— start Task data —

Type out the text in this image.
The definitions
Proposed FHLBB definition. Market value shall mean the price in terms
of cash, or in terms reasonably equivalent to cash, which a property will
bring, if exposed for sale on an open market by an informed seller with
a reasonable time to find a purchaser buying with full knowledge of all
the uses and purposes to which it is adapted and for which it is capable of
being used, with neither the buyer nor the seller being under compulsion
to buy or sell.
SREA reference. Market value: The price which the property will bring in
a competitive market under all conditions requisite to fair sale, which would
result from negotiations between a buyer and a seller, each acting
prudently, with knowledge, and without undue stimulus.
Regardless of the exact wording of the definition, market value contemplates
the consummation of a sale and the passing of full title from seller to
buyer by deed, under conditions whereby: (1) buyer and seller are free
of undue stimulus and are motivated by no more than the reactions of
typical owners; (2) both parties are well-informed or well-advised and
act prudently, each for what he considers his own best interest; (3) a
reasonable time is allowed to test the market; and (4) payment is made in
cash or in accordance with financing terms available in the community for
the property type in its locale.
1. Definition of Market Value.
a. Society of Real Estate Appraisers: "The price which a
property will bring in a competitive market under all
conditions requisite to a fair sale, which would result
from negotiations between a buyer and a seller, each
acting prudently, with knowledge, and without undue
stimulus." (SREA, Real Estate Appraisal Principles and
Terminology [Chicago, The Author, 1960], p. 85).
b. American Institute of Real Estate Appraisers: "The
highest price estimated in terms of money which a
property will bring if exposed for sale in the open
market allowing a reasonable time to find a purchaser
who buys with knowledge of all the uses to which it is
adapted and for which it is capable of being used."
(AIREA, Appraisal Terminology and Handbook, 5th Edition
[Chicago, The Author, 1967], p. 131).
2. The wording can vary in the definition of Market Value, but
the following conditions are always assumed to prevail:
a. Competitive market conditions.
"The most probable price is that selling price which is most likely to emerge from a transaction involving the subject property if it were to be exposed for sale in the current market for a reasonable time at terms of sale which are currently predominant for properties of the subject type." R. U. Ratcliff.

— end Task data —
— start Task data —

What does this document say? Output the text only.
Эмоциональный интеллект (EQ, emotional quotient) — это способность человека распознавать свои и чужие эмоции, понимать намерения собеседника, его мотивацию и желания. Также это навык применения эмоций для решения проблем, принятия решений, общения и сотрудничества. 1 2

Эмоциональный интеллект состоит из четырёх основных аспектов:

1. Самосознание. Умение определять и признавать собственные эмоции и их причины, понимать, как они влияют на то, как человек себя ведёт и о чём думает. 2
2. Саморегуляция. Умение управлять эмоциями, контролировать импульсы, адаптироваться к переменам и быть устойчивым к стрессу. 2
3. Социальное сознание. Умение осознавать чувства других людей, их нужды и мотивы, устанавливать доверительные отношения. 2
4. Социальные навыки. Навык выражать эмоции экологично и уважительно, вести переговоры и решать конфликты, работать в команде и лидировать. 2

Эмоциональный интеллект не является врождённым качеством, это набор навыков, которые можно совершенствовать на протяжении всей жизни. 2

— end Task data —

What is asked:
What is the number of lines in this listing that contain the word "informed"? Answer with that number and nothing else.

The completed task:
2